Start GIVEN DATA

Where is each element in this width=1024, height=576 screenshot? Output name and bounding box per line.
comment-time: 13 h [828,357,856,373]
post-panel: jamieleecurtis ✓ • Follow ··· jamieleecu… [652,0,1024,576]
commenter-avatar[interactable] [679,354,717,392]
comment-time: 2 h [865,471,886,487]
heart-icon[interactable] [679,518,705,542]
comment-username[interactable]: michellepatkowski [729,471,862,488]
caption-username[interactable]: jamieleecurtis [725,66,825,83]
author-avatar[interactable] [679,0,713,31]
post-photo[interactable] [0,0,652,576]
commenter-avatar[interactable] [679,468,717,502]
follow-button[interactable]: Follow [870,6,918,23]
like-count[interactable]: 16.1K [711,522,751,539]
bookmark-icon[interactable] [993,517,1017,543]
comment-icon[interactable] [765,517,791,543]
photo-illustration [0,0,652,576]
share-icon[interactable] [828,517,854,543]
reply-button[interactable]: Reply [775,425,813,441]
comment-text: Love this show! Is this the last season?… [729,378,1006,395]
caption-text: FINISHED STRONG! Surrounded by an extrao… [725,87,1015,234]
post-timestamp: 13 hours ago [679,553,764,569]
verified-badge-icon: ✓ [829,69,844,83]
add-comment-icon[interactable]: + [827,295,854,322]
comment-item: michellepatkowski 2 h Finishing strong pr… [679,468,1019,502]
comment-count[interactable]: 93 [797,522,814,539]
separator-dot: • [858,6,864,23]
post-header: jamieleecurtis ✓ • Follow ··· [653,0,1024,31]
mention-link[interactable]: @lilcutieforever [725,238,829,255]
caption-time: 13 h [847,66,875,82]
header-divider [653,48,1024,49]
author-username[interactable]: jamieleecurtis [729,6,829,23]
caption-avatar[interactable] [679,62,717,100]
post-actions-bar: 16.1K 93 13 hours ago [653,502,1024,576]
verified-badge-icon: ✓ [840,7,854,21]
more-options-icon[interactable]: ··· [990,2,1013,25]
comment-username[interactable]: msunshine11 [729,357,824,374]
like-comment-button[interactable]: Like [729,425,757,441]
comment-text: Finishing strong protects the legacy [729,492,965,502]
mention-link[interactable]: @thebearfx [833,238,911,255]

End GIVEN DATA

» TASK
Reproduce the data above verbatim, keeping every line in its original order.

» RESPONSE
Where is each element in this width=1024, height=576 screenshot? Output name and bounding box per line.
comment-time: 13 h [828,357,856,373]
post-panel: jamieleecurtis ✓ • Follow ··· jamieleecu… [652,0,1024,576]
commenter-avatar[interactable] [679,354,717,392]
comment-time: 2 h [865,471,886,487]
heart-icon[interactable] [679,518,705,542]
comment-username[interactable]: michellepatkowski [729,471,862,488]
caption-username[interactable]: jamieleecurtis [725,66,825,83]
author-avatar[interactable] [679,0,713,31]
post-photo[interactable] [0,0,652,576]
commenter-avatar[interactable] [679,468,717,502]
follow-button[interactable]: Follow [870,6,918,23]
like-count[interactable]: 16.1K [711,522,751,539]
bookmark-icon[interactable] [993,517,1017,543]
comment-icon[interactable] [765,517,791,543]
photo-illustration [0,0,652,576]
share-icon[interactable] [828,517,854,543]
reply-button[interactable]: Reply [775,425,813,441]
comment-text: Love this show! Is this the last season?… [729,378,1006,395]
caption-text: FINISHED STRONG! Surrounded by an extrao… [725,87,1015,234]
post-timestamp: 13 hours ago [679,553,764,569]
verified-badge-icon: ✓ [829,69,844,83]
add-comment-icon[interactable]: + [827,295,854,322]
comment-item: michellepatkowski 2 h Finishing strong pr… [679,468,1019,502]
comment-count[interactable]: 93 [797,522,814,539]
separator-dot: • [858,6,864,23]
post-header: jamieleecurtis ✓ • Follow ··· [653,0,1024,31]
mention-link[interactable]: @lilcutieforever [725,238,829,255]
caption-time: 13 h [847,66,875,82]
header-divider [653,48,1024,49]
author-username[interactable]: jamieleecurtis [729,6,829,23]
caption-avatar[interactable] [679,62,717,100]
post-actions-bar: 16.1K 93 13 hours ago [653,502,1024,576]
verified-badge-icon: ✓ [840,7,854,21]
more-options-icon[interactable]: ··· [990,2,1013,25]
comment-username[interactable]: msunshine11 [729,357,824,374]
like-comment-button[interactable]: Like [729,425,757,441]
comment-text: Finishing strong protects the legacy [729,492,965,502]
mention-link[interactable]: @thebearfx [833,238,911,255]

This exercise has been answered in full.